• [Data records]
- - - - - - -

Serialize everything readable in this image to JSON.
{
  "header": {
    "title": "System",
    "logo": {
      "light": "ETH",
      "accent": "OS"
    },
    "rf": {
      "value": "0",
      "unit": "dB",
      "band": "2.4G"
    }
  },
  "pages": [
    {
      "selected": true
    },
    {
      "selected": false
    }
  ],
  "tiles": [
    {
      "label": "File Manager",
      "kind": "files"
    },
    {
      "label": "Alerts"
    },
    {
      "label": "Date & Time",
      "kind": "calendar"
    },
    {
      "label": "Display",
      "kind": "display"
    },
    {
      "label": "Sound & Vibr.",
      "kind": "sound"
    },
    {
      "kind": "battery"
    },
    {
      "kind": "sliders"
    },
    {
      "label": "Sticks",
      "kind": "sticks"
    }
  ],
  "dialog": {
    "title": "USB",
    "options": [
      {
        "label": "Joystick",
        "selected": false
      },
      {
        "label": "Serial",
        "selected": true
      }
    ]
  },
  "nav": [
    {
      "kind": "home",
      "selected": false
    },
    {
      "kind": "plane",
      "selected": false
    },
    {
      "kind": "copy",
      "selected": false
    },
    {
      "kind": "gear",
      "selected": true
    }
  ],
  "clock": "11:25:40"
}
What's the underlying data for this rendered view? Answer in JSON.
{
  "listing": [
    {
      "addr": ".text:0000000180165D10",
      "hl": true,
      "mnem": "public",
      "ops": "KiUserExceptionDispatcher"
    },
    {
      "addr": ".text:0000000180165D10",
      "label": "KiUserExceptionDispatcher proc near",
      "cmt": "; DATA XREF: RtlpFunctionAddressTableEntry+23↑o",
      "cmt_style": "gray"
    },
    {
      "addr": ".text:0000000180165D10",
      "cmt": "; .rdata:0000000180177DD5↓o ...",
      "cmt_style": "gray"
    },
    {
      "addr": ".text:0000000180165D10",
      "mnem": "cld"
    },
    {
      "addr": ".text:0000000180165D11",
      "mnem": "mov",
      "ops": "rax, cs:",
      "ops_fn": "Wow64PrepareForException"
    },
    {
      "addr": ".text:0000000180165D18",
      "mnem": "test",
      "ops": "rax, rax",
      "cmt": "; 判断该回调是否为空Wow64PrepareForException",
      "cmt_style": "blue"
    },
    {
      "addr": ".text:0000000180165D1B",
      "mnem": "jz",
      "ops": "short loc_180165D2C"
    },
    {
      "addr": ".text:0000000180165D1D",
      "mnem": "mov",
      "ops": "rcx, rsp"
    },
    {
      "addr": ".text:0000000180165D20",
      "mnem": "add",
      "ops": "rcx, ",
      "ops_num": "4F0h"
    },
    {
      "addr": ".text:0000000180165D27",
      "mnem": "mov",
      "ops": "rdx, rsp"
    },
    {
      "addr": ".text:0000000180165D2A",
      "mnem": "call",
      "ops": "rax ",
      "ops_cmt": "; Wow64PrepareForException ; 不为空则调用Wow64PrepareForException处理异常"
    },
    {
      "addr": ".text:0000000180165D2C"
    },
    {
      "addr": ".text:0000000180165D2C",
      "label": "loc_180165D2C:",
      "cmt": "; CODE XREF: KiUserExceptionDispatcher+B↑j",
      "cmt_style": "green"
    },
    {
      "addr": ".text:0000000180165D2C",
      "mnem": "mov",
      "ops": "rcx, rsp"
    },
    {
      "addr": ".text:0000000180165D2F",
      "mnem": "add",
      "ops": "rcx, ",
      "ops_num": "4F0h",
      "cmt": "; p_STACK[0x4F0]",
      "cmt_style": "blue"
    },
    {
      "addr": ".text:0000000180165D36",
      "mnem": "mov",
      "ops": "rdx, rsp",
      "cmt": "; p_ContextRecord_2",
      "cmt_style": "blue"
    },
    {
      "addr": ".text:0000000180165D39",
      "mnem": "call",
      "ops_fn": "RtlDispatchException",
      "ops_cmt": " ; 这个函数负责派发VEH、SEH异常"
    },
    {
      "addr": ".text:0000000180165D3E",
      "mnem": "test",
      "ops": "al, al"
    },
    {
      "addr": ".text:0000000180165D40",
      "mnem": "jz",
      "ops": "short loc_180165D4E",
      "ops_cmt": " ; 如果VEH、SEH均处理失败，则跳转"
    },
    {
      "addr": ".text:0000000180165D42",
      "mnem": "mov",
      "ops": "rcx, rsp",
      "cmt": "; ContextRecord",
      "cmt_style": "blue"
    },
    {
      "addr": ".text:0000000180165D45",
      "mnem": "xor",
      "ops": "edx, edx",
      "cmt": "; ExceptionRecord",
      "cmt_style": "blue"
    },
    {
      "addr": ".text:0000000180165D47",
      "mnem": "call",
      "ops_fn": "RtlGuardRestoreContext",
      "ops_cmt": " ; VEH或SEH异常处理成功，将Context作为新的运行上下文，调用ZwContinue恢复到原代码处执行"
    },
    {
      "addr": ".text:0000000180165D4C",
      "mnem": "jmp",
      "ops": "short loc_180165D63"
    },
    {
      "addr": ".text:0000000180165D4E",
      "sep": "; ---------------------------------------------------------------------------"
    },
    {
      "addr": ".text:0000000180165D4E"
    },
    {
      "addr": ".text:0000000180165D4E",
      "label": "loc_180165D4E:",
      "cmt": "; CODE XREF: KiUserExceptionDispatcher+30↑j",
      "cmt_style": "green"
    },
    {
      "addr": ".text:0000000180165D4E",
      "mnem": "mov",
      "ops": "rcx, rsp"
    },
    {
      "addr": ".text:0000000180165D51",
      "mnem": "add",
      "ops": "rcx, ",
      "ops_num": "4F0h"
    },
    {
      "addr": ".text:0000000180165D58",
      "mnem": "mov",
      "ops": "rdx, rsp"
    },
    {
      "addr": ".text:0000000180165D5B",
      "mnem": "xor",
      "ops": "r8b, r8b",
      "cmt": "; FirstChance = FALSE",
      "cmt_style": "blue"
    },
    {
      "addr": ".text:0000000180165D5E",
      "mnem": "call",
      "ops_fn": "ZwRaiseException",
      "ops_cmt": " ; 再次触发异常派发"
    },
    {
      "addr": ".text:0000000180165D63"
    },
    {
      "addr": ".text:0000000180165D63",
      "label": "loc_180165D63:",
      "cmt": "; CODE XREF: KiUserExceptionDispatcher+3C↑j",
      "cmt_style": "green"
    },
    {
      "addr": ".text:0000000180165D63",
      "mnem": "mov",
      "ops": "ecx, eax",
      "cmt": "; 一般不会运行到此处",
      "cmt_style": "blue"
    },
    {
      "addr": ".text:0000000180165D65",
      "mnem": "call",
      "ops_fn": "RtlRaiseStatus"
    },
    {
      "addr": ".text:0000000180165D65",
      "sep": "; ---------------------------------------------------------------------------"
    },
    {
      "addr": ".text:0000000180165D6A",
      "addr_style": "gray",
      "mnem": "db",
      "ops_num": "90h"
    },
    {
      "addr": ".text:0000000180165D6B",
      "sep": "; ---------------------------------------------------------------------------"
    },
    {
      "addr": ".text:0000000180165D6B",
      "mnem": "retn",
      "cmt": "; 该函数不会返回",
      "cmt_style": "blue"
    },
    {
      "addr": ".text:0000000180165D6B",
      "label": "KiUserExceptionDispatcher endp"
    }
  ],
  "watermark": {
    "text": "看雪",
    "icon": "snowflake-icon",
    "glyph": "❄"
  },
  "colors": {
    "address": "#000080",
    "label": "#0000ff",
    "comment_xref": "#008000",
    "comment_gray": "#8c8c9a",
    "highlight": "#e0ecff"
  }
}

- - - - - - -

Return the whole listing exactly.

• [EXERCISE ANSWER]
Serialize everything readable in this image to JSON.
{
  "header": {
    "title": "System",
    "logo": {
      "light": "ETH",
      "accent": "OS"
    },
    "rf": {
      "value": "0",
      "unit": "dB",
      "band": "2.4G"
    }
  },
  "pages": [
    {
      "selected": true
    },
    {
      "selected": false
    }
  ],
  "tiles": [
    {
      "label": "File Manager",
      "kind": "files"
    },
    {
      "label": "Alerts"
    },
    {
      "label": "Date & Time",
      "kind": "calendar"
    },
    {
      "label": "Display",
      "kind": "display"
    },
    {
      "label": "Sound & Vibr.",
      "kind": "sound"
    },
    {
      "kind": "battery"
    },
    {
      "kind": "sliders"
    },
    {
      "label": "Sticks",
      "kind": "sticks"
    }
  ],
  "dialog": {
    "title": "USB",
    "options": [
      {
        "label": "Joystick",
        "selected": false
      },
      {
        "label": "Serial",
        "selected": true
      }
    ]
  },
  "nav": [
    {
      "kind": "home",
      "selected": false
    },
    {
      "kind": "plane",
      "selected": false
    },
    {
      "kind": "copy",
      "selected": false
    },
    {
      "kind": "gear",
      "selected": true
    }
  ],
  "clock": "11:25:40"
}
What's the underlying data for this rendered view? Answer in JSON.
{
  "listing": [
    {
      "addr": ".text:0000000180165D10",
      "hl": true,
      "mnem": "public",
      "ops": "KiUserExceptionDispatcher"
    },
    {
      "addr": ".text:0000000180165D10",
      "label": "KiUserExceptionDispatcher proc near",
      "cmt": "; DATA XREF: RtlpFunctionAddressTableEntry+23↑o",
      "cmt_style": "gray"
    },
    {
      "addr": ".text:0000000180165D10",
      "cmt": "; .rdata:0000000180177DD5↓o ...",
      "cmt_style": "gray"
    },
    {
      "addr": ".text:0000000180165D10",
      "mnem": "cld"
    },
    {
      "addr": ".text:0000000180165D11",
      "mnem": "mov",
      "ops": "rax, cs:",
      "ops_fn": "Wow64PrepareForException"
    },
    {
      "addr": ".text:0000000180165D18",
      "mnem": "test",
      "ops": "rax, rax",
      "cmt": "; 判断该回调是否为空Wow64PrepareForException",
      "cmt_style": "blue"
    },
    {
      "addr": ".text:0000000180165D1B",
      "mnem": "jz",
      "ops": "short loc_180165D2C"
    },
    {
      "addr": ".text:0000000180165D1D",
      "mnem": "mov",
      "ops": "rcx, rsp"
    },
    {
      "addr": ".text:0000000180165D20",
      "mnem": "add",
      "ops": "rcx, ",
      "ops_num": "4F0h"
    },
    {
      "addr": ".text:0000000180165D27",
      "mnem": "mov",
      "ops": "rdx, rsp"
    },
    {
      "addr": ".text:0000000180165D2A",
      "mnem": "call",
      "ops": "rax ",
      "ops_cmt": "; Wow64PrepareForException ; 不为空则调用Wow64PrepareForException处理异常"
    },
    {
      "addr": ".text:0000000180165D2C"
    },
    {
      "addr": ".text:0000000180165D2C",
      "label": "loc_180165D2C:",
      "cmt": "; CODE XREF: KiUserExceptionDispatcher+B↑j",
      "cmt_style": "green"
    },
    {
      "addr": ".text:0000000180165D2C",
      "mnem": "mov",
      "ops": "rcx, rsp"
    },
    {
      "addr": ".text:0000000180165D2F",
      "mnem": "add",
      "ops": "rcx, ",
      "ops_num": "4F0h",
      "cmt": "; p_STACK[0x4F0]",
      "cmt_style": "blue"
    },
    {
      "addr": ".text:0000000180165D36",
      "mnem": "mov",
      "ops": "rdx, rsp",
      "cmt": "; p_ContextRecord_2",
      "cmt_style": "blue"
    },
    {
      "addr": ".text:0000000180165D39",
      "mnem": "call",
      "ops_fn": "RtlDispatchException",
      "ops_cmt": " ; 这个函数负责派发VEH、SEH异常"
    },
    {
      "addr": ".text:0000000180165D3E",
      "mnem": "test",
      "ops": "al, al"
    },
    {
      "addr": ".text:0000000180165D40",
      "mnem": "jz",
      "ops": "short loc_180165D4E",
      "ops_cmt": " ; 如果VEH、SEH均处理失败，则跳转"
    },
    {
      "addr": ".text:0000000180165D42",
      "mnem": "mov",
      "ops": "rcx, rsp",
      "cmt": "; ContextRecord",
      "cmt_style": "blue"
    },
    {
      "addr": ".text:0000000180165D45",
      "mnem": "xor",
      "ops": "edx, edx",
      "cmt": "; ExceptionRecord",
      "cmt_style": "blue"
    },
    {
      "addr": ".text:0000000180165D47",
      "mnem": "call",
      "ops_fn": "RtlGuardRestoreContext",
      "ops_cmt": " ; VEH或SEH异常处理成功，将Context作为新的运行上下文，调用ZwContinue恢复到原代码处执行"
    },
    {
      "addr": ".text:0000000180165D4C",
      "mnem": "jmp",
      "ops": "short loc_180165D63"
    },
    {
      "addr": ".text:0000000180165D4E",
      "sep": "; ---------------------------------------------------------------------------"
    },
    {
      "addr": ".text:0000000180165D4E"
    },
    {
      "addr": ".text:0000000180165D4E",
      "label": "loc_180165D4E:",
      "cmt": "; CODE XREF: KiUserExceptionDispatcher+30↑j",
      "cmt_style": "green"
    },
    {
      "addr": ".text:0000000180165D4E",
      "mnem": "mov",
      "ops": "rcx, rsp"
    },
    {
      "addr": ".text:0000000180165D51",
      "mnem": "add",
      "ops": "rcx, ",
      "ops_num": "4F0h"
    },
    {
      "addr": ".text:0000000180165D58",
      "mnem": "mov",
      "ops": "rdx, rsp"
    },
    {
      "addr": ".text:0000000180165D5B",
      "mnem": "xor",
      "ops": "r8b, r8b",
      "cmt": "; FirstChance = FALSE",
      "cmt_style": "blue"
    },
    {
      "addr": ".text:0000000180165D5E",
      "mnem": "call",
      "ops_fn": "ZwRaiseException",
      "ops_cmt": " ; 再次触发异常派发"
    },
    {
      "addr": ".text:0000000180165D63"
    },
    {
      "addr": ".text:0000000180165D63",
      "label": "loc_180165D63:",
      "cmt": "; CODE XREF: KiUserExceptionDispatcher+3C↑j",
      "cmt_style": "green"
    },
    {
      "addr": ".text:0000000180165D63",
      "mnem": "mov",
      "ops": "ecx, eax",
      "cmt": "; 一般不会运行到此处",
      "cmt_style": "blue"
    },
    {
      "addr": ".text:0000000180165D65",
      "mnem": "call",
      "ops_fn": "RtlRaiseStatus"
    },
    {
      "addr": ".text:0000000180165D65",
      "sep": "; ---------------------------------------------------------------------------"
    },
    {
      "addr": ".text:0000000180165D6A",
      "addr_style": "gray",
      "mnem": "db",
      "ops_num": "90h"
    },
    {
      "addr": ".text:0000000180165D6B",
      "sep": "; ---------------------------------------------------------------------------"
    },
    {
      "addr": ".text:0000000180165D6B",
      "mnem": "retn",
      "cmt": "; 该函数不会返回",
      "cmt_style": "blue"
    },
    {
      "addr": ".text:0000000180165D6B",
      "label": "KiUserExceptionDispatcher endp"
    }
  ],
  "watermark": {
    "text": "看雪",
    "icon": "snowflake-icon",
    "glyph": "❄"
  },
  "colors": {
    "address": "#000080",
    "label": "#0000ff",
    "comment_xref": "#008000",
    "comment_gray": "#8c8c9a",
    "highlight": "#e0ecff"
  }
}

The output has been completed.